Would you pull out every line of the material that contains the string "color"?
- - - - -
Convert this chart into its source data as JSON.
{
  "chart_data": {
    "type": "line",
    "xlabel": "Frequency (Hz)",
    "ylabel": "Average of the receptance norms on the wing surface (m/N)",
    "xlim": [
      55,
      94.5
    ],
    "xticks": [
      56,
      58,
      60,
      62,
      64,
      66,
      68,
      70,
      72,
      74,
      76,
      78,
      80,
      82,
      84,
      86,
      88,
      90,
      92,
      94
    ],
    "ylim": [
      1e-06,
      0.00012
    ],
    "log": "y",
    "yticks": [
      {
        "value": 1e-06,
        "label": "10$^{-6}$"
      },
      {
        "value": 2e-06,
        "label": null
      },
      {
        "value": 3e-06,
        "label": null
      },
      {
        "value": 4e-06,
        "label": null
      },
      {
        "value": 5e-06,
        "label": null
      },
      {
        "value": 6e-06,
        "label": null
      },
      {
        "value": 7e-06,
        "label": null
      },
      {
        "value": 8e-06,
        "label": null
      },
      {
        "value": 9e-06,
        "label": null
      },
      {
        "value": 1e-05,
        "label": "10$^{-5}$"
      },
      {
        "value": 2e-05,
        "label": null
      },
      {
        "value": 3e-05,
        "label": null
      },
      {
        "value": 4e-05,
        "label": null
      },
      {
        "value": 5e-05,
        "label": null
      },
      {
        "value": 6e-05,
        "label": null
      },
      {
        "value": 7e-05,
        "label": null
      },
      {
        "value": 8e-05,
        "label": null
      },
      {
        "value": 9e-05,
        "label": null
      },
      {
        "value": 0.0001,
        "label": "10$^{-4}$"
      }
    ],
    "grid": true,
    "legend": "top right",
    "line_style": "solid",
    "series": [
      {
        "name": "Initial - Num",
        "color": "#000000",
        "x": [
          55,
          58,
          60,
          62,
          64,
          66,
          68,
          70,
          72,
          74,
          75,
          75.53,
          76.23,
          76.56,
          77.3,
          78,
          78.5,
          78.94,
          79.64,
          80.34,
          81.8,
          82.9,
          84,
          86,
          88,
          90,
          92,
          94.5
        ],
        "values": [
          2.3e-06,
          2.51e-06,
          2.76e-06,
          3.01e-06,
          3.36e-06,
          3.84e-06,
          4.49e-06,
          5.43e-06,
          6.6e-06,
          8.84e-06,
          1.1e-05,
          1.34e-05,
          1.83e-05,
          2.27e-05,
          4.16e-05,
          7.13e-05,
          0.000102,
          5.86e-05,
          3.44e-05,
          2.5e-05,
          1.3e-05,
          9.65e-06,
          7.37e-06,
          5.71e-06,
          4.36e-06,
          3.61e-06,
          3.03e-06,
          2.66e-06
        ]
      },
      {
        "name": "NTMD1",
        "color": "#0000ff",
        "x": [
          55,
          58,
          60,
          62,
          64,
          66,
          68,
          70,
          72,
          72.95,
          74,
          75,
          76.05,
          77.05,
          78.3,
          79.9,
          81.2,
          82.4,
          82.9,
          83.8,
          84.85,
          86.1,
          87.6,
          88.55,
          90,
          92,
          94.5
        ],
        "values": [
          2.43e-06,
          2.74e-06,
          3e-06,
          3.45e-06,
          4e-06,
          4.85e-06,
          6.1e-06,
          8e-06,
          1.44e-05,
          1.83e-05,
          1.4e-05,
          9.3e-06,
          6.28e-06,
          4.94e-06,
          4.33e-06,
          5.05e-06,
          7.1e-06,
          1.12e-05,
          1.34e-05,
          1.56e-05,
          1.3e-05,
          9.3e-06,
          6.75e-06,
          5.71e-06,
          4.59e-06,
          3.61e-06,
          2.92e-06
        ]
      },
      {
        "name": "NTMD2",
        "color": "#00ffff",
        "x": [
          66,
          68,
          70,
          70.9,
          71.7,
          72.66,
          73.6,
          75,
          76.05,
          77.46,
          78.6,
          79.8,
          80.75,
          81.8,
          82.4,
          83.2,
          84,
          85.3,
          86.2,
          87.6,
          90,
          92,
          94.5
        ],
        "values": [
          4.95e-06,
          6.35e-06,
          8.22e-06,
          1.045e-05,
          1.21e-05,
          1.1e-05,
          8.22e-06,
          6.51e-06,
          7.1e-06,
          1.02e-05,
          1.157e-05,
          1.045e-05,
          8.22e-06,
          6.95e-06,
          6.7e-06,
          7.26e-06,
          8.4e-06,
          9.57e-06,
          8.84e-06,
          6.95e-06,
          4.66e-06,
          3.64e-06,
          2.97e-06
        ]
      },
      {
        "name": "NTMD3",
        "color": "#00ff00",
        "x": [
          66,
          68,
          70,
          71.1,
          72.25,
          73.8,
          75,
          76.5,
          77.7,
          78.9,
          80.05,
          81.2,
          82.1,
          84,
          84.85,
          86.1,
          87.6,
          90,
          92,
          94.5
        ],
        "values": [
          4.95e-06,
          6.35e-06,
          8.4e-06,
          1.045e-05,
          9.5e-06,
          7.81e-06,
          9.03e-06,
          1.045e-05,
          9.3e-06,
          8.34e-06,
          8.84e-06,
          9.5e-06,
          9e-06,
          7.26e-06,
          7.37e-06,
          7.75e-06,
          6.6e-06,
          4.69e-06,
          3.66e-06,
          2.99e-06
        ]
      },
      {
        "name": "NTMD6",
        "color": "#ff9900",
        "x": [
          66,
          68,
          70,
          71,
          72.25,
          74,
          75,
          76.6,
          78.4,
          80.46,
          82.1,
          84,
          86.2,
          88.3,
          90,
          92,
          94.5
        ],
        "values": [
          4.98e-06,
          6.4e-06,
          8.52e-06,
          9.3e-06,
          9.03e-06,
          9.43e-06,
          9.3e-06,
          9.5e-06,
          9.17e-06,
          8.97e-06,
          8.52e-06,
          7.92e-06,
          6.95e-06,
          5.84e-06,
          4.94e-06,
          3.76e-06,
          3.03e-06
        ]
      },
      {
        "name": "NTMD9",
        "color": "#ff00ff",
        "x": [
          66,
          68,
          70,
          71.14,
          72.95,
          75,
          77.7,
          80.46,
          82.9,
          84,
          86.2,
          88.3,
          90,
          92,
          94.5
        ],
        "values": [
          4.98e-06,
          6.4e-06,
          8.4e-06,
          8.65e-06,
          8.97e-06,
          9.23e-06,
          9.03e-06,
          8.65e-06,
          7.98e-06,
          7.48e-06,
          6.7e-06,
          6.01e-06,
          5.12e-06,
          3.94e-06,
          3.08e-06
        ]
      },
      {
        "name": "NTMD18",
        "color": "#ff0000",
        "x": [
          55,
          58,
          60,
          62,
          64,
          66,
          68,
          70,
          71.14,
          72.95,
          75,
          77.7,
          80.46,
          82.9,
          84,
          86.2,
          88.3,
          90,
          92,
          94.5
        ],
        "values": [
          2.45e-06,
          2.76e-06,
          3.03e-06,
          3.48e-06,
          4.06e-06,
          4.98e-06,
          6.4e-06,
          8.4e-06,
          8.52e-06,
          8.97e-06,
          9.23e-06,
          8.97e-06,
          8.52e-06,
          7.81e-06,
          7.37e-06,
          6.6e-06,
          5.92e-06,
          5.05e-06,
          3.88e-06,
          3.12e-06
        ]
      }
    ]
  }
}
- - - - -
> RESPONSE TO THIS EXERCISE
        "color": "#000000",
        "color": "#0000ff",
        "color": "#00ffff",
        "color": "#00ff00",
        "color": "#ff9900",
        "color": "#ff00ff",
        "color": "#ff0000",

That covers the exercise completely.